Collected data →

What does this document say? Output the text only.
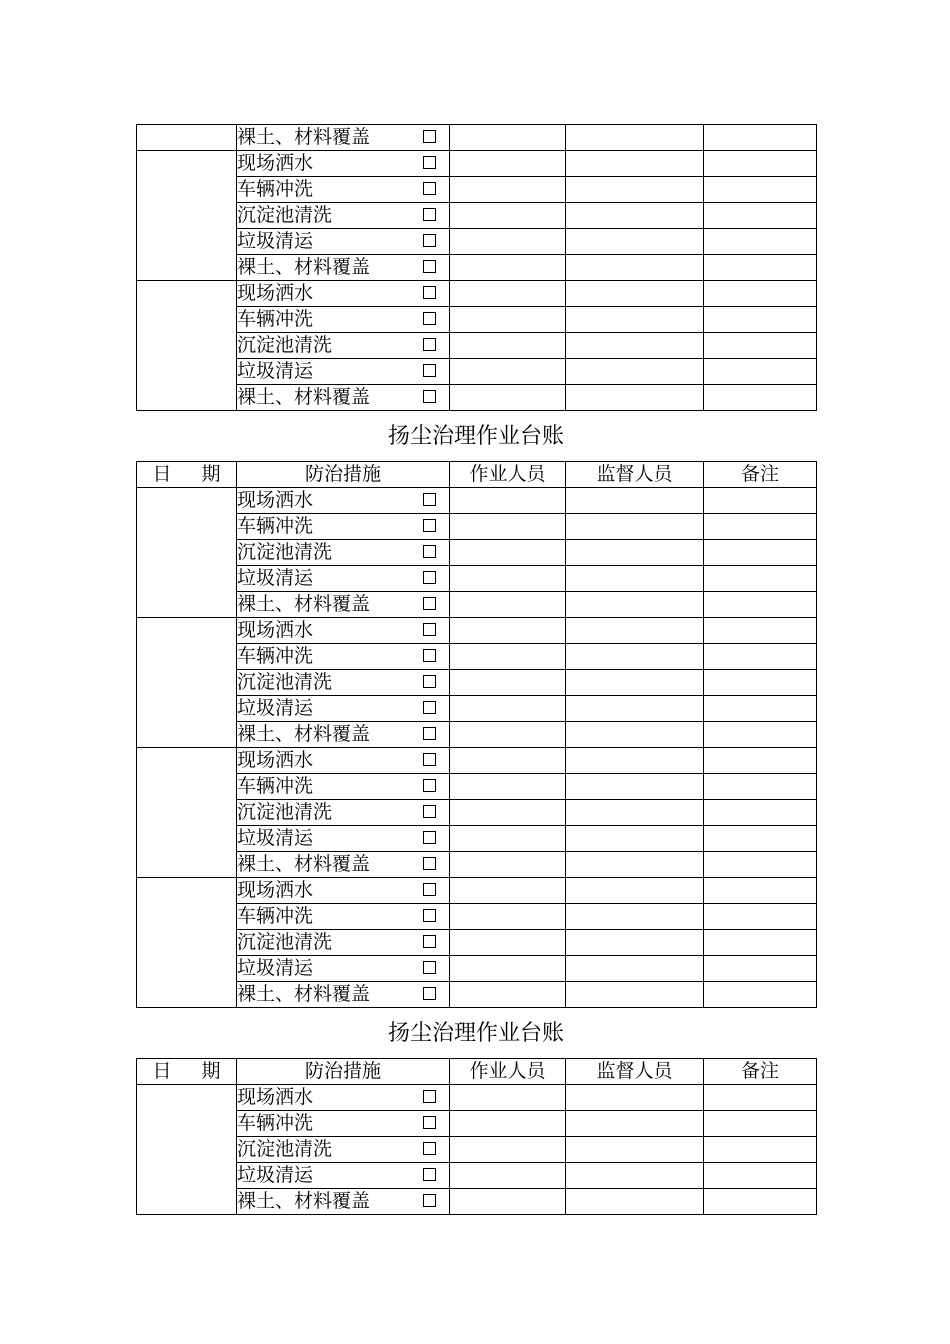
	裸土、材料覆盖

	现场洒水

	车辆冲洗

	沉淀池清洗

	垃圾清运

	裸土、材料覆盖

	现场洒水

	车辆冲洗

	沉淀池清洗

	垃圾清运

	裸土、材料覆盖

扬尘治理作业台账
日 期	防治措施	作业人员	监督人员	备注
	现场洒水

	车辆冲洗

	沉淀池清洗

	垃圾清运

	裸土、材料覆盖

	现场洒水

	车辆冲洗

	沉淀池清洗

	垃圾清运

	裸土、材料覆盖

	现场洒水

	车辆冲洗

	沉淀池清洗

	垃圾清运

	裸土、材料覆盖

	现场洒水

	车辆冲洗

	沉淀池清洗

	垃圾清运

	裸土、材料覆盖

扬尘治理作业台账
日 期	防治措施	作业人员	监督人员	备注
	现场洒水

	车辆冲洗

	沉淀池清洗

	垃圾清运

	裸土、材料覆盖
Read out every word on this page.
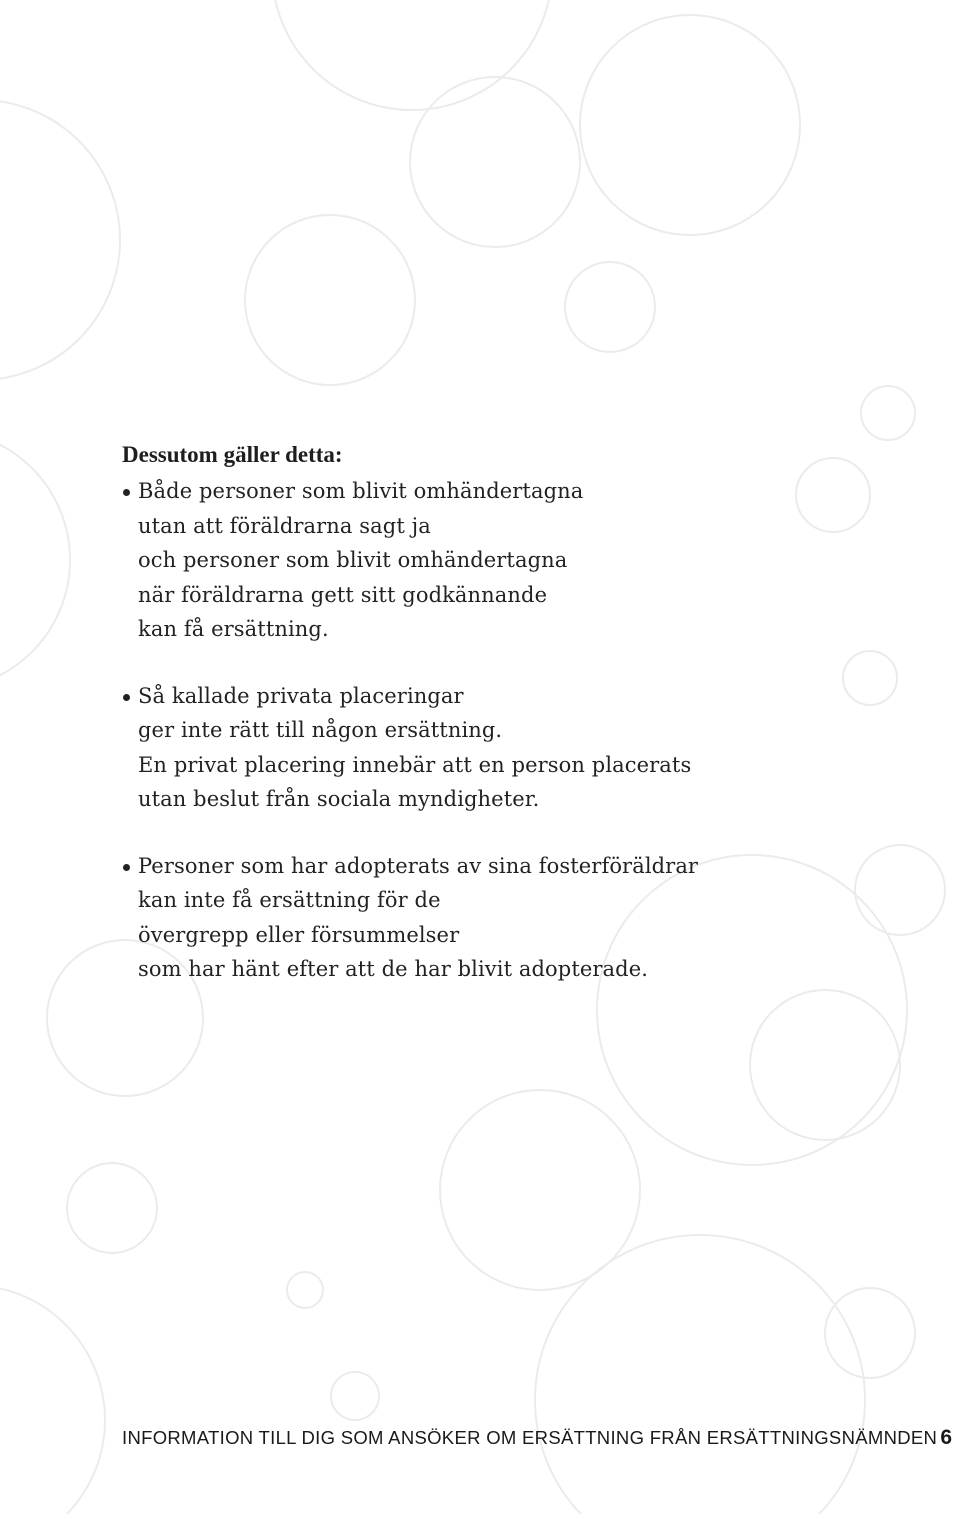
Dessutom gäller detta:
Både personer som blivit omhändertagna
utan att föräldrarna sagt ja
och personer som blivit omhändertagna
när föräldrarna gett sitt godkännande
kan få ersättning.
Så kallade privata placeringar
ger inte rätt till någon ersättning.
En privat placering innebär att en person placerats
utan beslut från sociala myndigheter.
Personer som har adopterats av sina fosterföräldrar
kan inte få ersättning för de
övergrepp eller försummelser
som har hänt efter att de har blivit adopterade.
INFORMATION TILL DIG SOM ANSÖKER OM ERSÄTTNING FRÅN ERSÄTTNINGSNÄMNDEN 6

WHAT YOU ARE ASKED TO DO →
Images in the data above are to be skipped. Retype all other material exactly.

FULL RESPONSE →
What does this document say? Output the text only.
	裸土、材料覆盖

	现场洒水

	车辆冲洗

	沉淀池清洗

	垃圾清运

	裸土、材料覆盖

	现场洒水

	车辆冲洗

	沉淀池清洗

	垃圾清运

	裸土、材料覆盖

扬尘治理作业台账
日 期	防治措施	作业人员	监督人员	备注
	现场洒水

	车辆冲洗

	沉淀池清洗

	垃圾清运

	裸土、材料覆盖

	现场洒水

	车辆冲洗

	沉淀池清洗

	垃圾清运

	裸土、材料覆盖

	现场洒水

	车辆冲洗

	沉淀池清洗

	垃圾清运

	裸土、材料覆盖

	现场洒水

	车辆冲洗

	沉淀池清洗

	垃圾清运

	裸土、材料覆盖

扬尘治理作业台账
日 期	防治措施	作业人员	监督人员	备注
	现场洒水

	车辆冲洗

	沉淀池清洗

	垃圾清运

	裸土、材料覆盖
Read out every word on this page.
Dessutom gäller detta:
Både personer som blivit omhändertagna
utan att föräldrarna sagt ja
och personer som blivit omhändertagna
när föräldrarna gett sitt godkännande
kan få ersättning.
Så kallade privata placeringar
ger inte rätt till någon ersättning.
En privat placering innebär att en person placerats
utan beslut från sociala myndigheter.
Personer som har adopterats av sina fosterföräldrar
kan inte få ersättning för de
övergrepp eller försummelser
som har hänt efter att de har blivit adopterade.
INFORMATION TILL DIG SOM ANSÖKER OM ERSÄTTNING FRÅN ERSÄTTNINGSNÄMNDEN 6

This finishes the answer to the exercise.